>> Begin PROVIDED MATERIAL
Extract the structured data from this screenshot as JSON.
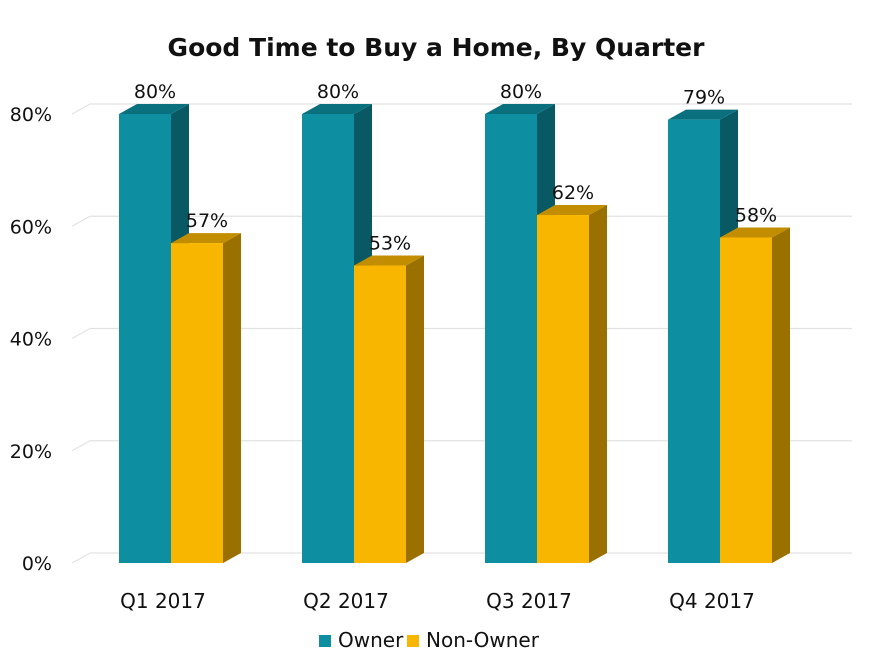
{
  "chart_data": {
    "type": "bar",
    "title": "Good Time to Buy a Home, By Quarter",
    "categories": [
      "Q1 2017",
      "Q2 2017",
      "Q3 2017",
      "Q4 2017"
    ],
    "series": [
      {
        "name": "Owner",
        "values": [
          80,
          80,
          80,
          79
        ],
        "color": "#0E8FA1"
      },
      {
        "name": "Non-Owner",
        "values": [
          57,
          53,
          62,
          58
        ],
        "color": "#F9B600"
      }
    ],
    "y_ticks": [
      "0%",
      "20%",
      "40%",
      "60%",
      "80%"
    ],
    "ylim": [
      0,
      80
    ],
    "grid": true,
    "legend_position": "bottom",
    "value_suffix": "%"
  }
}
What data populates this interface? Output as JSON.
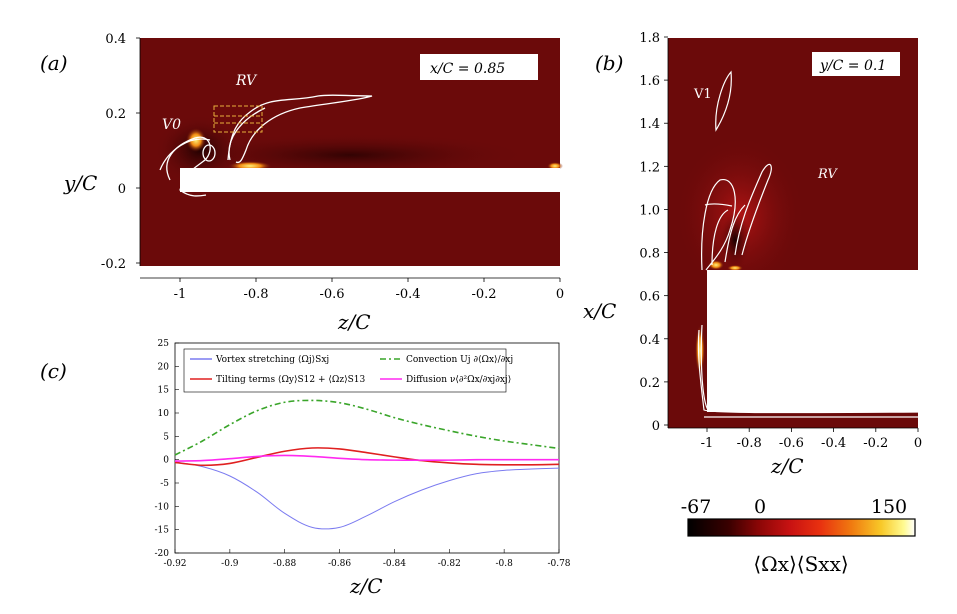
>> End PROVIDED MATERIAL
WHAT THIS TASK INVOLVES: Pictures stay out; reproduce every line of the records exactly.

THE ANSWER:
Extract the structured data from this screenshot as JSON.
{
  "chart_data": {
    "type": "bar",
    "title": "Good Time to Buy a Home, By Quarter",
    "categories": [
      "Q1 2017",
      "Q2 2017",
      "Q3 2017",
      "Q4 2017"
    ],
    "series": [
      {
        "name": "Owner",
        "values": [
          80,
          80,
          80,
          79
        ],
        "color": "#0E8FA1"
      },
      {
        "name": "Non-Owner",
        "values": [
          57,
          53,
          62,
          58
        ],
        "color": "#F9B600"
      }
    ],
    "y_ticks": [
      "0%",
      "20%",
      "40%",
      "60%",
      "80%"
    ],
    "ylim": [
      0,
      80
    ],
    "grid": true,
    "legend_position": "bottom",
    "value_suffix": "%"
  }
}
What data populates this interface? Output as JSON.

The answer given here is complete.